Instructions to follow: Return all the data, word for word.

Information shown:
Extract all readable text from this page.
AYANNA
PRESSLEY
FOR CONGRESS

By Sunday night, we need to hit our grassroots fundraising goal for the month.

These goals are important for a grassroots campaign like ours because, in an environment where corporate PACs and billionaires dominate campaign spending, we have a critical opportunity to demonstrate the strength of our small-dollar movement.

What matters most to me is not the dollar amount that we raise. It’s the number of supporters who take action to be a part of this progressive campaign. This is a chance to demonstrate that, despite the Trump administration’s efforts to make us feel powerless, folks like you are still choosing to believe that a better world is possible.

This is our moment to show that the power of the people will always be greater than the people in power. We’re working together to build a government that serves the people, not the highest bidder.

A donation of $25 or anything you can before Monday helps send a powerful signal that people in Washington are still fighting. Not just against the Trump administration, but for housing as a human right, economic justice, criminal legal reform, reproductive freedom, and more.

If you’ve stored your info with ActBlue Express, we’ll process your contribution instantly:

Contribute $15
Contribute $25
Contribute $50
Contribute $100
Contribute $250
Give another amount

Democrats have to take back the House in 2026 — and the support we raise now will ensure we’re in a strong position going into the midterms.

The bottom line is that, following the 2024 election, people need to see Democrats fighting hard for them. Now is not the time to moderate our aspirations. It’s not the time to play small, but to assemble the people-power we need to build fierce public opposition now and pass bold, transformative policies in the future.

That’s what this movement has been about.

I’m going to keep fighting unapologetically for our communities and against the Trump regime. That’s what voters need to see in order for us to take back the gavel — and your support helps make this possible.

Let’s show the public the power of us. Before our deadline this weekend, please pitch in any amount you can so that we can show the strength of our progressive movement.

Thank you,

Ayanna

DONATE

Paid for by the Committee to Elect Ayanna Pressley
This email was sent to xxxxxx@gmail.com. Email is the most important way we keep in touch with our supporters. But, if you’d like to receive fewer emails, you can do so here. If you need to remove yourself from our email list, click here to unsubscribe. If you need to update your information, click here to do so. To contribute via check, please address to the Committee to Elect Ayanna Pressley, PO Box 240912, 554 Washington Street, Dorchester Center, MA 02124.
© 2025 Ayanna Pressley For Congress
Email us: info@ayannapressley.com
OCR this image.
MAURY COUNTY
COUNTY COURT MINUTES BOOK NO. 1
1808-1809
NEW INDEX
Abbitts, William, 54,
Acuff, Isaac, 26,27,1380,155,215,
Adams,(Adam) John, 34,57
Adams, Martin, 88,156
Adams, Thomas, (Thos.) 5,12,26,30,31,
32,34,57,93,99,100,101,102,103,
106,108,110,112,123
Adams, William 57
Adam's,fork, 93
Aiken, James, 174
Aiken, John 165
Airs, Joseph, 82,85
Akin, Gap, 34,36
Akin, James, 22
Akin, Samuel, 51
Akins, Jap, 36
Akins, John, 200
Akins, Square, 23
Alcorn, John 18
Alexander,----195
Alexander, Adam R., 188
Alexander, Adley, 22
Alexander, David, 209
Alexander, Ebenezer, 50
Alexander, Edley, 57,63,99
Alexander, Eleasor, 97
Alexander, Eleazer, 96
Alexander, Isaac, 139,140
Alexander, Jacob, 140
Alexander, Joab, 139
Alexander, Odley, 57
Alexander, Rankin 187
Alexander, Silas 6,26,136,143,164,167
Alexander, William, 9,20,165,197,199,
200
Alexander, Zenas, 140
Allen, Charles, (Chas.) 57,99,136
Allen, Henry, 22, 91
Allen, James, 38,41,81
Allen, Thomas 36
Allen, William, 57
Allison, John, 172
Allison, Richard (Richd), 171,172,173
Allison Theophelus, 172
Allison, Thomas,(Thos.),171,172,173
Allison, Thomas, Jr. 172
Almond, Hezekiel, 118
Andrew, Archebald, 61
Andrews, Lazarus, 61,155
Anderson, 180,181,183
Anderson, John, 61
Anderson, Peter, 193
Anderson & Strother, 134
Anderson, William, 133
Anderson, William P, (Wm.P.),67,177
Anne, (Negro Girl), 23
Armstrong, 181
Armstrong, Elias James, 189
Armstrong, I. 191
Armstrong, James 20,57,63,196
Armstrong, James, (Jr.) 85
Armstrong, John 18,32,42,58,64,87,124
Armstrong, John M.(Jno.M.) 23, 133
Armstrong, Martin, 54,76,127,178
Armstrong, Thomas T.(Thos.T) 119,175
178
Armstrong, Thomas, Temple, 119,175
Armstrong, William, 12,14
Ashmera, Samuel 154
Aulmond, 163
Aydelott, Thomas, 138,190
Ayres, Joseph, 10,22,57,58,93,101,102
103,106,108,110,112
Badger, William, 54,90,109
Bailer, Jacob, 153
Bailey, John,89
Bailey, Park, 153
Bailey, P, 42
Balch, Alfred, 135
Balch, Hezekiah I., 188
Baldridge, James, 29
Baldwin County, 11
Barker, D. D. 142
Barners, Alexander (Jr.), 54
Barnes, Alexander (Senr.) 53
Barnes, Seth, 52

Full answer:
Extract all readable text from this page.
AYANNA
PRESSLEY
FOR CONGRESS

By Sunday night, we need to hit our grassroots fundraising goal for the month.

These goals are important for a grassroots campaign like ours because, in an environment where corporate PACs and billionaires dominate campaign spending, we have a critical opportunity to demonstrate the strength of our small-dollar movement.

What matters most to me is not the dollar amount that we raise. It’s the number of supporters who take action to be a part of this progressive campaign. This is a chance to demonstrate that, despite the Trump administration’s efforts to make us feel powerless, folks like you are still choosing to believe that a better world is possible.

This is our moment to show that the power of the people will always be greater than the people in power. We’re working together to build a government that serves the people, not the highest bidder.

A donation of $25 or anything you can before Monday helps send a powerful signal that people in Washington are still fighting. Not just against the Trump administration, but for housing as a human right, economic justice, criminal legal reform, reproductive freedom, and more.

If you’ve stored your info with ActBlue Express, we’ll process your contribution instantly:

Contribute $15
Contribute $25
Contribute $50
Contribute $100
Contribute $250
Give another amount

Democrats have to take back the House in 2026 — and the support we raise now will ensure we’re in a strong position going into the midterms.

The bottom line is that, following the 2024 election, people need to see Democrats fighting hard for them. Now is not the time to moderate our aspirations. It’s not the time to play small, but to assemble the people-power we need to build fierce public opposition now and pass bold, transformative policies in the future.

That’s what this movement has been about.

I’m going to keep fighting unapologetically for our communities and against the Trump regime. That’s what voters need to see in order for us to take back the gavel — and your support helps make this possible.

Let’s show the public the power of us. Before our deadline this weekend, please pitch in any amount you can so that we can show the strength of our progressive movement.

Thank you,

Ayanna

DONATE

Paid for by the Committee to Elect Ayanna Pressley
This email was sent to xxxxxx@gmail.com. Email is the most important way we keep in touch with our supporters. But, if you’d like to receive fewer emails, you can do so here. If you need to remove yourself from our email list, click here to unsubscribe. If you need to update your information, click here to do so. To contribute via check, please address to the Committee to Elect Ayanna Pressley, PO Box 240912, 554 Washington Street, Dorchester Center, MA 02124.
© 2025 Ayanna Pressley For Congress
Email us: info@ayannapressley.com
OCR this image.
MAURY COUNTY
COUNTY COURT MINUTES BOOK NO. 1
1808-1809
NEW INDEX
Abbitts, William, 54,
Acuff, Isaac, 26,27,1380,155,215,
Adams,(Adam) John, 34,57
Adams, Martin, 88,156
Adams, Thomas, (Thos.) 5,12,26,30,31,
32,34,57,93,99,100,101,102,103,
106,108,110,112,123
Adams, William 57
Adam's,fork, 93
Aiken, James, 174
Aiken, John 165
Airs, Joseph, 82,85
Akin, Gap, 34,36
Akin, James, 22
Akin, Samuel, 51
Akins, Jap, 36
Akins, John, 200
Akins, Square, 23
Alcorn, John 18
Alexander,----195
Alexander, Adam R., 188
Alexander, Adley, 22
Alexander, David, 209
Alexander, Ebenezer, 50
Alexander, Edley, 57,63,99
Alexander, Eleasor, 97
Alexander, Eleazer, 96
Alexander, Isaac, 139,140
Alexander, Jacob, 140
Alexander, Joab, 139
Alexander, Odley, 57
Alexander, Rankin 187
Alexander, Silas 6,26,136,143,164,167
Alexander, William, 9,20,165,197,199,
200
Alexander, Zenas, 140
Allen, Charles, (Chas.) 57,99,136
Allen, Henry, 22, 91
Allen, James, 38,41,81
Allen, Thomas 36
Allen, William, 57
Allison, John, 172
Allison, Richard (Richd), 171,172,173
Allison Theophelus, 172
Allison, Thomas,(Thos.),171,172,173
Allison, Thomas, Jr. 172
Almond, Hezekiel, 118
Andrew, Archebald, 61
Andrews, Lazarus, 61,155
Anderson, 180,181,183
Anderson, John, 61
Anderson, Peter, 193
Anderson & Strother, 134
Anderson, William, 133
Anderson, William P, (Wm.P.),67,177
Anne, (Negro Girl), 23
Armstrong, 181
Armstrong, Elias James, 189
Armstrong, I. 191
Armstrong, James 20,57,63,196
Armstrong, James, (Jr.) 85
Armstrong, John 18,32,42,58,64,87,124
Armstrong, John M.(Jno.M.) 23, 133
Armstrong, Martin, 54,76,127,178
Armstrong, Thomas T.(Thos.T) 119,175
178
Armstrong, Thomas, Temple, 119,175
Armstrong, William, 12,14
Ashmera, Samuel 154
Aulmond, 163
Aydelott, Thomas, 138,190
Ayres, Joseph, 10,22,57,58,93,101,102
103,106,108,110,112
Badger, William, 54,90,109
Bailer, Jacob, 153
Bailey, John,89
Bailey, Park, 153
Bailey, P, 42
Balch, Alfred, 135
Balch, Hezekiah I., 188
Baldridge, James, 29
Baldwin County, 11
Barker, D. D. 142
Barners, Alexander (Jr.), 54
Barnes, Alexander (Senr.) 53
Barnes, Seth, 52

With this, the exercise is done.